PROBLEM:
Find the word "ВНУТРЕННИЙ" in the data. Return every line where it appears.

DATASET RECORDS:
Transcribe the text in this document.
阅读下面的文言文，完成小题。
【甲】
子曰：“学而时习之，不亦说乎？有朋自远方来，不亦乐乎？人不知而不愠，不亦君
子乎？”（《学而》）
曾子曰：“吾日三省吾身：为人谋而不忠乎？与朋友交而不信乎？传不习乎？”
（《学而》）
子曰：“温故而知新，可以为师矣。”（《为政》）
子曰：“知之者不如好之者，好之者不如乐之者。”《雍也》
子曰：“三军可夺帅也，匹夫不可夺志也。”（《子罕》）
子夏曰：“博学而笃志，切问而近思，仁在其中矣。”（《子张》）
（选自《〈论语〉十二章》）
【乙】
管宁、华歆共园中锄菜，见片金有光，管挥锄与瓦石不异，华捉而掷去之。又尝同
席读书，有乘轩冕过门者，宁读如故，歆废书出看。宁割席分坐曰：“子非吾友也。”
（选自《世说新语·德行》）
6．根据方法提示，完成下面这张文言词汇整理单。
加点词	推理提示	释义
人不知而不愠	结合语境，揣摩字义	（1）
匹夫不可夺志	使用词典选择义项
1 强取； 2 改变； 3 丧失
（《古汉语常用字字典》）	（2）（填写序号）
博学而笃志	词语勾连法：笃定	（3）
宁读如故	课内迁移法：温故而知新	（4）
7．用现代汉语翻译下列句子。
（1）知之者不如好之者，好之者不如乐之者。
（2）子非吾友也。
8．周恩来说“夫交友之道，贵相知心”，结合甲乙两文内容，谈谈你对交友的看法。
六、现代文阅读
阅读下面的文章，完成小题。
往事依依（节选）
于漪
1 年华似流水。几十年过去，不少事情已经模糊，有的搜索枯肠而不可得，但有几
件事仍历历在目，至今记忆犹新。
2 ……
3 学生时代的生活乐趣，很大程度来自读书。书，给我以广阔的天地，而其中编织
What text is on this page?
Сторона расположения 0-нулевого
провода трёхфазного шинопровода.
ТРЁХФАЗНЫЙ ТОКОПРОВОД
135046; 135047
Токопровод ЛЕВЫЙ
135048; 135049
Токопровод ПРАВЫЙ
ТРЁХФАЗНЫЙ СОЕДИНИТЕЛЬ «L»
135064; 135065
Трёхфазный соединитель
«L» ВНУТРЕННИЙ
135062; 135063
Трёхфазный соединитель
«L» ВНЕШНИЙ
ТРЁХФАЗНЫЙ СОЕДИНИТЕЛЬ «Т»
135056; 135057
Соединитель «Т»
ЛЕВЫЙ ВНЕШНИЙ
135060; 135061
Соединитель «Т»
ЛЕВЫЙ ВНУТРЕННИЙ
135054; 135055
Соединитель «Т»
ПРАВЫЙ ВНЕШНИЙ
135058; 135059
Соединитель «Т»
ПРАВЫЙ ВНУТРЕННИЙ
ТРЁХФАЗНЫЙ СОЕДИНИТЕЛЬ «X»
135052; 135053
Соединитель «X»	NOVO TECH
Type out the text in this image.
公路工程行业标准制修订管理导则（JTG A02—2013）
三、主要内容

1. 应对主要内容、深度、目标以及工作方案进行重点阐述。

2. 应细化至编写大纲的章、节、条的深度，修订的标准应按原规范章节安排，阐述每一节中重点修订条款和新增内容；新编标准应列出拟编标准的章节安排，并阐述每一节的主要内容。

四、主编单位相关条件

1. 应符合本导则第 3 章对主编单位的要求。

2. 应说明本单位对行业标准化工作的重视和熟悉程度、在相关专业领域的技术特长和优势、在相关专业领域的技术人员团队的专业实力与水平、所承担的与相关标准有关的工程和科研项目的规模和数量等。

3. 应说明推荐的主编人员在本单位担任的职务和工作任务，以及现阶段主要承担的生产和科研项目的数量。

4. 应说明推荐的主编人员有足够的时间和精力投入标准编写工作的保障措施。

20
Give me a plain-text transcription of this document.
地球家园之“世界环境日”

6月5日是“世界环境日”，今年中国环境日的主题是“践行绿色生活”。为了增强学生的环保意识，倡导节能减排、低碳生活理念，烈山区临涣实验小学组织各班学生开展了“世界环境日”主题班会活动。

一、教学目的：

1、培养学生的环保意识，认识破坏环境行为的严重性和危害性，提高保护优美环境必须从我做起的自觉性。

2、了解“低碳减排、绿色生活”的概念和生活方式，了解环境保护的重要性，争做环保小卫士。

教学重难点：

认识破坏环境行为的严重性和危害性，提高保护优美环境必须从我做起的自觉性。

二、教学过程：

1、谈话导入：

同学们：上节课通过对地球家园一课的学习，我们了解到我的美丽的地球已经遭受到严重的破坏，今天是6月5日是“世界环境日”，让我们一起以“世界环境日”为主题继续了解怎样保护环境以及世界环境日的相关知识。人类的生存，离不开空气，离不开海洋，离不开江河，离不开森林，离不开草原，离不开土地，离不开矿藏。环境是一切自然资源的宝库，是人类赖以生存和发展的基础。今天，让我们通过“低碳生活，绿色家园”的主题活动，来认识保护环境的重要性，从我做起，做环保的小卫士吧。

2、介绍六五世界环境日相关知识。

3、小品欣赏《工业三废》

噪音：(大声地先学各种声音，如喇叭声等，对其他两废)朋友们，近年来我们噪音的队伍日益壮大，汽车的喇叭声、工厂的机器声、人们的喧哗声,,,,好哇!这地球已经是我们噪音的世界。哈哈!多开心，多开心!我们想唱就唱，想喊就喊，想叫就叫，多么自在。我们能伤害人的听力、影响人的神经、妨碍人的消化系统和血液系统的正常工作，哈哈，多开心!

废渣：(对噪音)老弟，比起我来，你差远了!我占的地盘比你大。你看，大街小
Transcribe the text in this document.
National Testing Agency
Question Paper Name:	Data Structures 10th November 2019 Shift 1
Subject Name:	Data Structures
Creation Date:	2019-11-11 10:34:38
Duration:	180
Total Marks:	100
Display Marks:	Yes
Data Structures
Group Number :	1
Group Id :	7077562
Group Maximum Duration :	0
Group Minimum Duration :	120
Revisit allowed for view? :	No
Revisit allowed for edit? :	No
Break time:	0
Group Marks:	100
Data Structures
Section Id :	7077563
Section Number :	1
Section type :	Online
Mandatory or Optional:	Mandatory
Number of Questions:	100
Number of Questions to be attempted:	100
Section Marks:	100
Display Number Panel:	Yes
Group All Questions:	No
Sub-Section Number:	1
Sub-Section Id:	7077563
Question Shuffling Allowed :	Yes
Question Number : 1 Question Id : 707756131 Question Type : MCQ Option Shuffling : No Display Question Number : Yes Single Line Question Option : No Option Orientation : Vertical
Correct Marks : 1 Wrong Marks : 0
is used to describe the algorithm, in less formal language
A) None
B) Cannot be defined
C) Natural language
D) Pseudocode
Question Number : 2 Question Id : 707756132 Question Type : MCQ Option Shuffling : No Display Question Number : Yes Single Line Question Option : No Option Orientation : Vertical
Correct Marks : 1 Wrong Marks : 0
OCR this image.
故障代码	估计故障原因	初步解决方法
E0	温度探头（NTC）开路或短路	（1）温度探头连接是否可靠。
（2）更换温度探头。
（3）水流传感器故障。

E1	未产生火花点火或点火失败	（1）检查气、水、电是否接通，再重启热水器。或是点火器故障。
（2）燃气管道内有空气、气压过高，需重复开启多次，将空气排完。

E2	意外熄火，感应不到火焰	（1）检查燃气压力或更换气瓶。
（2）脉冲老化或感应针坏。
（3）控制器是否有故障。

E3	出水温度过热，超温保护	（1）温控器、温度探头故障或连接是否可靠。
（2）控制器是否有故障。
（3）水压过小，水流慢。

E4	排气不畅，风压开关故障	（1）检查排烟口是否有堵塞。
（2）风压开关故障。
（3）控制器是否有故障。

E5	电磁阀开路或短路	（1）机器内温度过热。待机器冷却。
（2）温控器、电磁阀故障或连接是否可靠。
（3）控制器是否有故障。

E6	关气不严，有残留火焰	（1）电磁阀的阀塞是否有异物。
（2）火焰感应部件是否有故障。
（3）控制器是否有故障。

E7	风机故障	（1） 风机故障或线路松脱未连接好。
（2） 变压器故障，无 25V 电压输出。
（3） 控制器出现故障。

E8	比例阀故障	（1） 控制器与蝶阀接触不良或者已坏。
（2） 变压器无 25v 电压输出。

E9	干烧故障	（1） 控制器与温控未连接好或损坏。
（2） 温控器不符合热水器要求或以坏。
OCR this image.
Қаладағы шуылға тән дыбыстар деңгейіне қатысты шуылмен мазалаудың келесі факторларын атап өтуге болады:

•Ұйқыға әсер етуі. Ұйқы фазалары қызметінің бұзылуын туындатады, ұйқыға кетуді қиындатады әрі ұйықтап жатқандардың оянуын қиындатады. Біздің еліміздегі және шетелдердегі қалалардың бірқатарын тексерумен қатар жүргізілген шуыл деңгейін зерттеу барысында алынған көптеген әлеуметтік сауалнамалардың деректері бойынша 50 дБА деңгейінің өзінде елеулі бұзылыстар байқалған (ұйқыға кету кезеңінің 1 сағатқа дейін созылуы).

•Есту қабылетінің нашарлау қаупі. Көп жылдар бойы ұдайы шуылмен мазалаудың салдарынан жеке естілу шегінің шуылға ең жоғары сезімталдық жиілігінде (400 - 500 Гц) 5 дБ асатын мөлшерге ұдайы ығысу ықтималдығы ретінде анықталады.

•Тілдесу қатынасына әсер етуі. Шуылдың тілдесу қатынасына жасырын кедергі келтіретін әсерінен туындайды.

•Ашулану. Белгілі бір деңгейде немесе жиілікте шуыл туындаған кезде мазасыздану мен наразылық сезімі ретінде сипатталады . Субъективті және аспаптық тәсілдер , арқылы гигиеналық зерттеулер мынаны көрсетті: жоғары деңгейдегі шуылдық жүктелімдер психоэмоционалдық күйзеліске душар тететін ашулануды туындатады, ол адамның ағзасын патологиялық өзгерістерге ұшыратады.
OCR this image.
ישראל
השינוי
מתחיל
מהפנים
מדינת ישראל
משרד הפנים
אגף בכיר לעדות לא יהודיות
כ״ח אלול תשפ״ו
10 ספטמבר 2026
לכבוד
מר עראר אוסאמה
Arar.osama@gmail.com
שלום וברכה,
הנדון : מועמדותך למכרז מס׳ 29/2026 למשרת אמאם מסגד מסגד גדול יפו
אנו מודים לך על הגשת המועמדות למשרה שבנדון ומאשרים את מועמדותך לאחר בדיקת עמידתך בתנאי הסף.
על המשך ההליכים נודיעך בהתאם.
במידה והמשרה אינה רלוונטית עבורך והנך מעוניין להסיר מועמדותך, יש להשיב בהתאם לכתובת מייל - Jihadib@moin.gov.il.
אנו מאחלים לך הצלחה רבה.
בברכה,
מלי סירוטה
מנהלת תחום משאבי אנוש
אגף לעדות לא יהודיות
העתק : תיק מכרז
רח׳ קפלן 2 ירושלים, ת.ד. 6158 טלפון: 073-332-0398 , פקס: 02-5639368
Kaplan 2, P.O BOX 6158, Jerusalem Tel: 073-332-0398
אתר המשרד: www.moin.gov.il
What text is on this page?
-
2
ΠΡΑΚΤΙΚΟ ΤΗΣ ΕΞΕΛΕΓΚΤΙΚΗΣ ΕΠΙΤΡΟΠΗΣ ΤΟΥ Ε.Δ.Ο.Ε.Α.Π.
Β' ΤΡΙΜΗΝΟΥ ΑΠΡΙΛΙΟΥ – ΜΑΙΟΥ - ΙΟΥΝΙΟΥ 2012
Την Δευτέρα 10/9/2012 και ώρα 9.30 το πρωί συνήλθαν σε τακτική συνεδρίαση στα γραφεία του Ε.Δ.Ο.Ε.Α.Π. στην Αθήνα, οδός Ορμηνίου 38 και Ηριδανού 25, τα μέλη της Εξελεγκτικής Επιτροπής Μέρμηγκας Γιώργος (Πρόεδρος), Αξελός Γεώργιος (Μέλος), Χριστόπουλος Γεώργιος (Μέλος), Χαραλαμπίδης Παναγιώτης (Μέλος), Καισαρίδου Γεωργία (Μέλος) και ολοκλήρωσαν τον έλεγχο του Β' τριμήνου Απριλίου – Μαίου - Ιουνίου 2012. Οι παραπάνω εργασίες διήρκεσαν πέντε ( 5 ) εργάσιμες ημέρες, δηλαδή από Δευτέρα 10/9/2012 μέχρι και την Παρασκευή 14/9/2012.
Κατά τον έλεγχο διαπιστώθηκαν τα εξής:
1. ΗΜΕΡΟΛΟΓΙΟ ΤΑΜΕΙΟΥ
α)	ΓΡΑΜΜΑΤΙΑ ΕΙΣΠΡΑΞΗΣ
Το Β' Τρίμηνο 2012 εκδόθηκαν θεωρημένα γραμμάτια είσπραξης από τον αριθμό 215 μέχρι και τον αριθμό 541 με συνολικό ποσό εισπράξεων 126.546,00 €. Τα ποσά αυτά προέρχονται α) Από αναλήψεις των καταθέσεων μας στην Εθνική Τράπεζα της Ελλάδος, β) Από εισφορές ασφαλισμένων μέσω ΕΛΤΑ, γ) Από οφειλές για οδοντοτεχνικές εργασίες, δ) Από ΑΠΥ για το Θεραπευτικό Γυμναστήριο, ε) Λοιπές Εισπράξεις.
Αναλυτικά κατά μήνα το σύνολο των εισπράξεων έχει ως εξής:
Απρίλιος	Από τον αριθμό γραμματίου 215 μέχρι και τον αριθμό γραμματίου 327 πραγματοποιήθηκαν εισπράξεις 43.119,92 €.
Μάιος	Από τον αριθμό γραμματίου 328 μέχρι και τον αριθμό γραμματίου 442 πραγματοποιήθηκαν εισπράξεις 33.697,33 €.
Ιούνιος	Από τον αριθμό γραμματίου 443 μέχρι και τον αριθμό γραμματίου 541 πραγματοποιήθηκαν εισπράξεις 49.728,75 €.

IN RESPONSE:
«L» ВНУТРЕННИЙ
ЛЕВЫЙ ВНУТРЕННИЙ
ПРАВЫЙ ВНУТРЕННИЙ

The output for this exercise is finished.